> **Records to use**:
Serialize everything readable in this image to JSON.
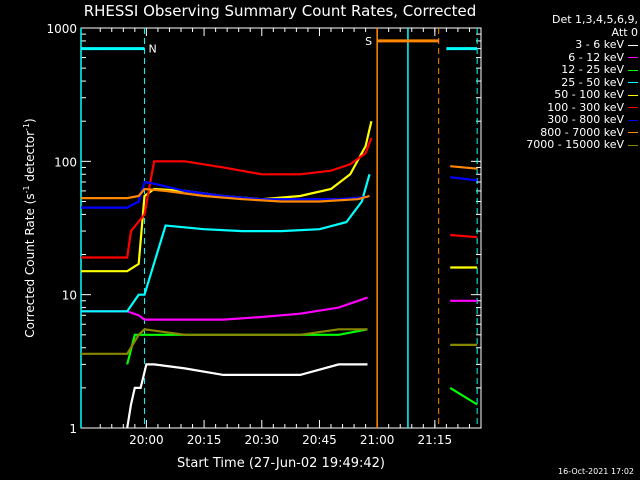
{
  "chart_data": {
    "type": "line",
    "title": "RHESSI Observing Summary Count Rates, Corrected",
    "xlabel": "Start Time (27-Jun-02 19:49:42)",
    "ylabel_main": "Corrected Count Rate (s",
    "ylabel_sup1": "-1",
    "ylabel_mid": " detector",
    "ylabel_sup2": "-1",
    "ylabel_end": ")",
    "ylim": [
      1,
      1000
    ],
    "yscale": "log",
    "xlim_minutes": [
      -7,
      97
    ],
    "x_ticks": [
      {
        "label": "20:00",
        "min": 10
      },
      {
        "label": "20:15",
        "min": 25
      },
      {
        "label": "20:30",
        "min": 40
      },
      {
        "label": "20:45",
        "min": 55
      },
      {
        "label": "21:00",
        "min": 70
      },
      {
        "label": "21:15",
        "min": 85
      }
    ],
    "y_ticks": [
      {
        "label": "1",
        "value": 1
      },
      {
        "label": "10",
        "value": 10
      },
      {
        "label": "100",
        "value": 100
      },
      {
        "label": "1000",
        "value": 1000
      }
    ],
    "annotations": [
      {
        "text": "N",
        "color": "#00ffff"
      },
      {
        "text": "S",
        "color": "#ff8800"
      }
    ],
    "night_bar": {
      "color": "#00ffff",
      "segments_min": [
        [
          -7,
          9.5
        ],
        [
          88,
          96
        ]
      ],
      "level": 700,
      "dashed_at_min": [
        9.5,
        96
      ],
      "solid_at_min": [
        -7,
        78
      ]
    },
    "saa_bar": {
      "color": "#ff8800",
      "segments_min": [
        [
          70,
          86
        ]
      ],
      "level": 800,
      "solid_at_min": [
        70
      ],
      "dashed_at_min": [
        86
      ]
    },
    "legend_head": [
      "Det 1,3,4,5,6,9,",
      "Att 0"
    ],
    "series": [
      {
        "name": "3 - 6 keV",
        "color": "#ffffff",
        "x": [
          5,
          6,
          7,
          8.5,
          10,
          12,
          20,
          30,
          40,
          50,
          60,
          67.5
        ],
        "y": [
          1.0,
          1.5,
          2.0,
          2.0,
          3.0,
          3.0,
          2.8,
          2.5,
          2.5,
          2.5,
          3.0,
          3.0
        ]
      },
      {
        "name": "6 - 12 keV",
        "color": "#ff00ff",
        "x": [
          -7,
          5,
          8,
          9.5,
          20,
          30,
          40,
          50,
          60,
          67.5,
          89,
          96
        ],
        "y": [
          7.5,
          7.5,
          7.0,
          6.5,
          6.5,
          6.5,
          6.8,
          7.2,
          8.0,
          9.5,
          9.0,
          9.0
        ]
      },
      {
        "name": "12 - 25 keV",
        "color": "#00ff00",
        "x": [
          5,
          7,
          9.5,
          20,
          30,
          40,
          50,
          60,
          67.5,
          89,
          96
        ],
        "y": [
          3.0,
          5.0,
          5.0,
          5.0,
          5.0,
          5.0,
          5.0,
          5.0,
          5.5,
          2.0,
          1.5
        ]
      },
      {
        "name": "25 - 50 keV",
        "color": "#00ffff",
        "x": [
          -7,
          5,
          8,
          9.5,
          15,
          25,
          35,
          45,
          55,
          62,
          66,
          68
        ],
        "y": [
          7.5,
          7.5,
          10,
          10,
          33,
          31,
          30,
          30,
          31,
          35,
          50,
          80
        ]
      },
      {
        "name": "50 - 100 keV",
        "color": "#ffff00",
        "x": [
          -7,
          5,
          8,
          9.5,
          12,
          20,
          30,
          40,
          50,
          58,
          63,
          67,
          68.5,
          89,
          96
        ],
        "y": [
          15,
          15,
          17,
          55,
          62,
          60,
          55,
          52,
          55,
          62,
          80,
          130,
          200,
          16,
          16
        ]
      },
      {
        "name": "100 - 300 keV",
        "color": "#ff0000",
        "x": [
          -7,
          5,
          6,
          9.5,
          12,
          20,
          30,
          40,
          50,
          58,
          63,
          67,
          68.5,
          89,
          96
        ],
        "y": [
          19,
          19,
          30,
          40,
          100,
          100,
          90,
          80,
          80,
          85,
          95,
          115,
          150,
          28,
          27
        ]
      },
      {
        "name": "300 - 800 keV",
        "color": "#0000ff",
        "x": [
          -7,
          5,
          8,
          9.5,
          12,
          20,
          30,
          40,
          50,
          60,
          67.5,
          89,
          96
        ],
        "y": [
          45,
          45,
          50,
          70,
          68,
          60,
          55,
          52,
          52,
          52,
          54,
          76,
          72
        ]
      },
      {
        "name": "800 - 7000 keV",
        "color": "#ff8800",
        "x": [
          -7,
          5,
          8,
          9.5,
          15,
          25,
          35,
          45,
          55,
          65,
          68,
          89,
          96
        ],
        "y": [
          53,
          53,
          55,
          62,
          60,
          55,
          52,
          50,
          50,
          52,
          55,
          92,
          88
        ]
      },
      {
        "name": "7000 - 15000 keV",
        "color": "#888800",
        "x": [
          -7,
          5,
          8,
          9.5,
          20,
          30,
          40,
          50,
          60,
          67.5,
          89,
          96
        ],
        "y": [
          3.6,
          3.6,
          5.0,
          5.5,
          5.0,
          5.0,
          5.0,
          5.0,
          5.5,
          5.5,
          4.2,
          4.2
        ]
      }
    ]
  },
  "footer": "16-Oct-2021 17:02"
}
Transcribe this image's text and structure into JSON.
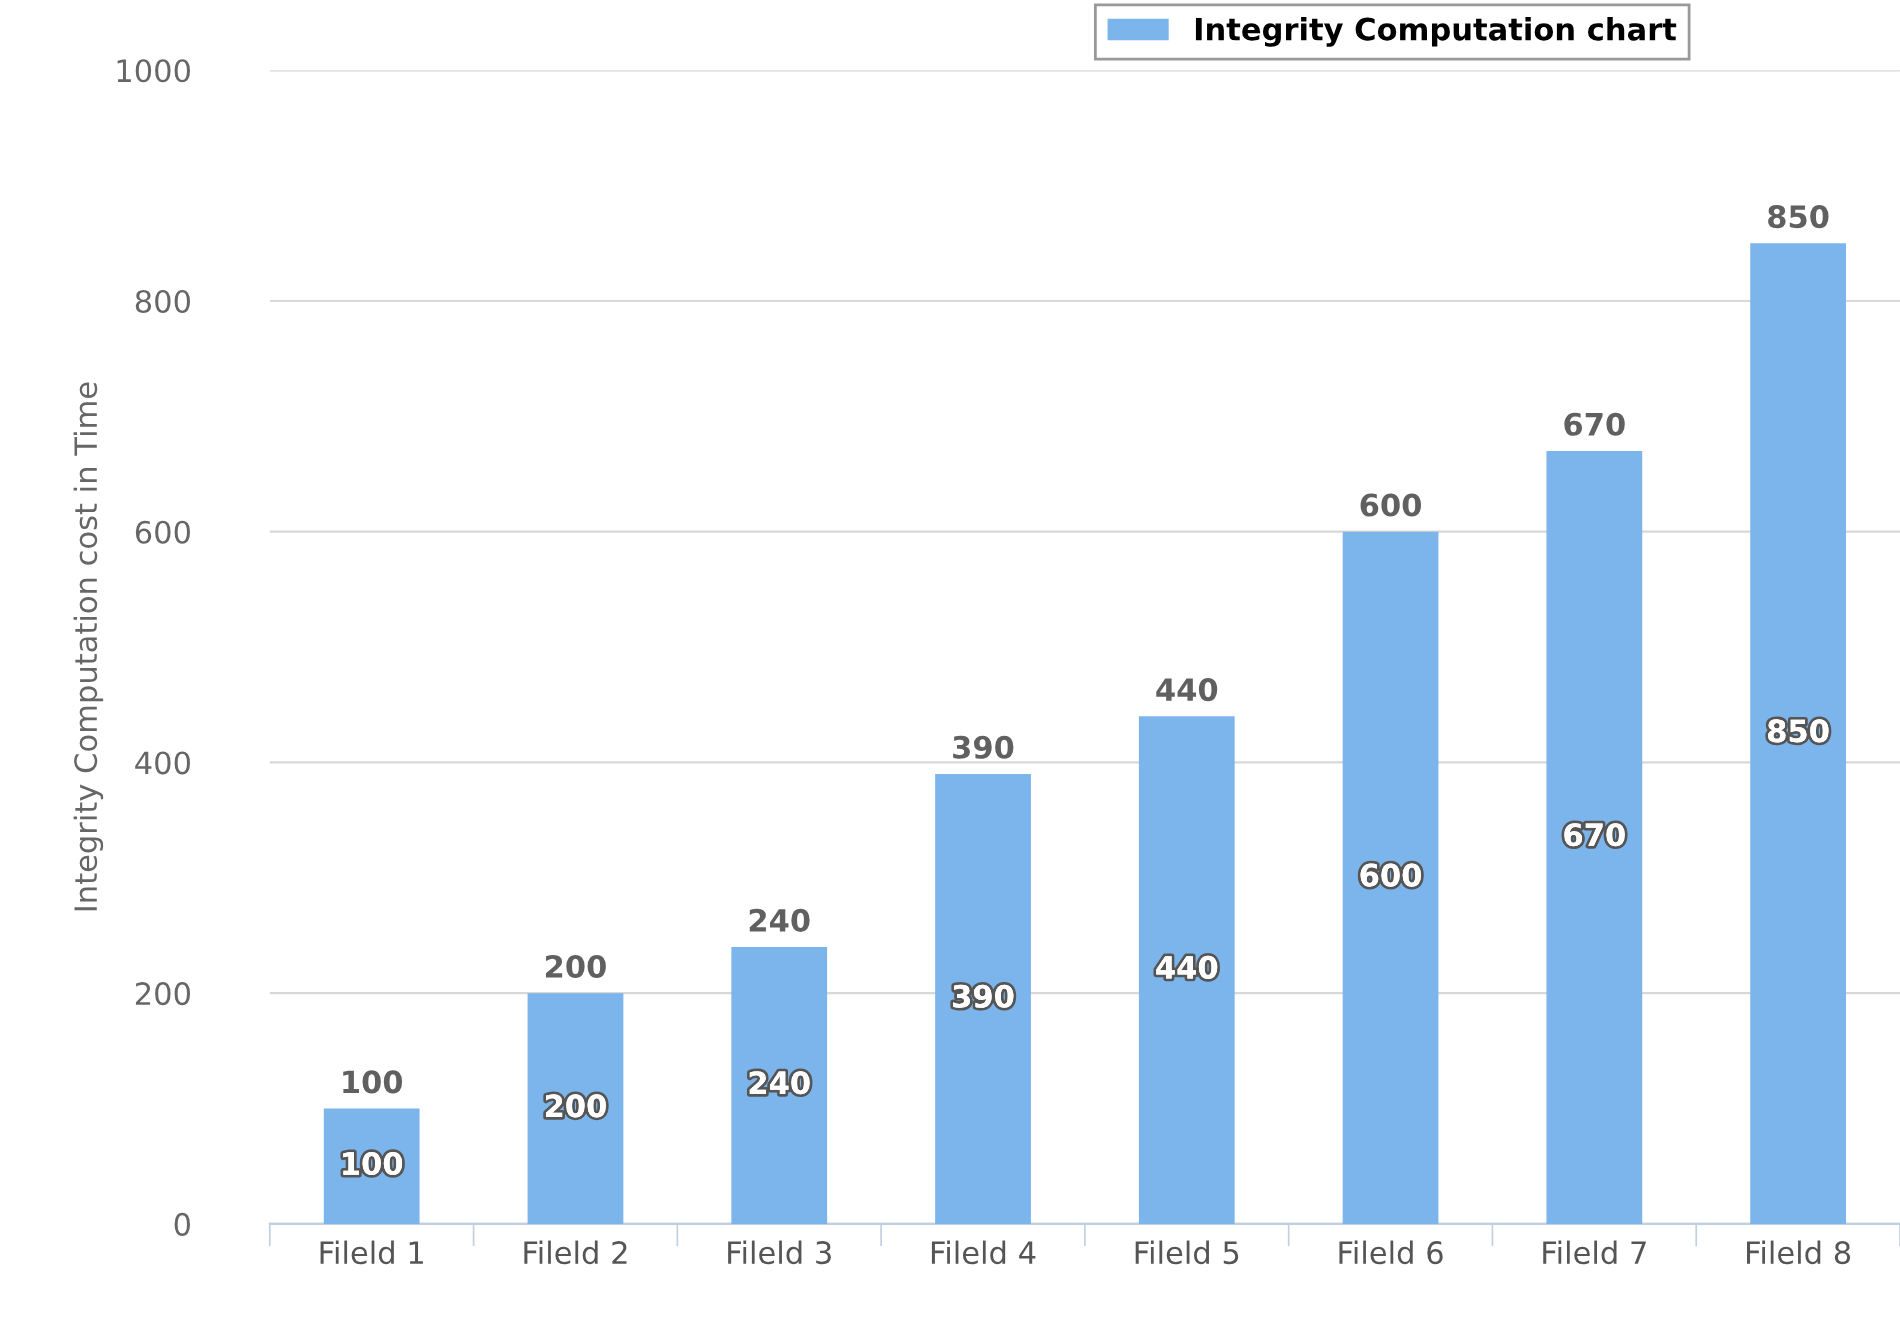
{
  "chart_data": {
    "type": "bar",
    "ylabel": "Integrity Computation cost in Time",
    "categories": [
      "Fileld 1",
      "Fileld 2",
      "Fileld 3",
      "Fileld 4",
      "Fileld 5",
      "Fileld 6",
      "Fileld 7",
      "Fileld 8"
    ],
    "series": [
      {
        "name": "Integrity Computation chart",
        "color": "#7cb5ec",
        "values": [
          100,
          200,
          240,
          390,
          440,
          600,
          670,
          850
        ]
      }
    ],
    "ylim": [
      0,
      1000
    ],
    "yticks": [
      0,
      200,
      400,
      600,
      800,
      1000
    ],
    "grid": "y",
    "legend": "top right",
    "data_labels": true,
    "annotations": [
      "100",
      "200",
      "240",
      "390",
      "440",
      "600",
      "670",
      "850"
    ]
  }
}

> **Short problem**:
Return the lines of the records that include the string "image".

> **Task solution**:
Serialize everything readable in this image to JSON.
Transcribe this image's text and structure into JSON.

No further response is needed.